(Element location data)
--------------------------------------------------

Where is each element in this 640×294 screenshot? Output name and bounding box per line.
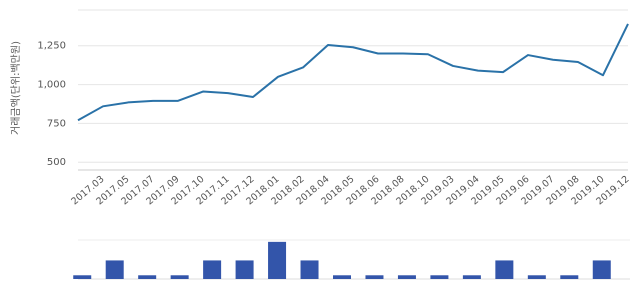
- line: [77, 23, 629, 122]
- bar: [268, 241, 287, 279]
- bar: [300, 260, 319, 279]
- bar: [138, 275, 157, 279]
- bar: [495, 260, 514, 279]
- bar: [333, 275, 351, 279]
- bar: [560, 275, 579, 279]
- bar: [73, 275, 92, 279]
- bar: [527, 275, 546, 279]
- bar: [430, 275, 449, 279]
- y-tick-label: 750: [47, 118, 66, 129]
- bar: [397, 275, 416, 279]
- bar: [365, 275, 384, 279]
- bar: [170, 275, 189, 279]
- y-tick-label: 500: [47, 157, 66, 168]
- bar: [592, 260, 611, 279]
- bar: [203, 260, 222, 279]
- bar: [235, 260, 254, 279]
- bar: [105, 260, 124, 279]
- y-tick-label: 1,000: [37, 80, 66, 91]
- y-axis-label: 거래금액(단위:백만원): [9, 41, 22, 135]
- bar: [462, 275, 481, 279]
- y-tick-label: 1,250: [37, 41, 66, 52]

--------------------------------------------------

Could you rewrite the records above with every "bar" renamed to "column", keeping everything else the same and leaving the pictures out?

Where is each element in this 640×294 screenshot? Output name and bounding box per line.
- line: [77, 23, 629, 122]
- column: [268, 241, 287, 279]
- column: [300, 260, 319, 279]
- column: [138, 275, 157, 279]
- column: [495, 260, 514, 279]
- column: [333, 275, 351, 279]
- column: [560, 275, 579, 279]
- column: [73, 275, 92, 279]
- column: [527, 275, 546, 279]
- column: [430, 275, 449, 279]
- y-tick-label: 750: [47, 118, 66, 129]
- column: [397, 275, 416, 279]
- column: [365, 275, 384, 279]
- column: [170, 275, 189, 279]
- y-tick-label: 500: [47, 157, 66, 168]
- column: [592, 260, 611, 279]
- column: [203, 260, 222, 279]
- column: [235, 260, 254, 279]
- column: [105, 260, 124, 279]
- y-tick-label: 1,000: [37, 80, 66, 91]
- y-axis-label: 거래금액(단위:백만원): [9, 41, 22, 135]
- column: [462, 275, 481, 279]
- y-tick-label: 1,250: [37, 41, 66, 52]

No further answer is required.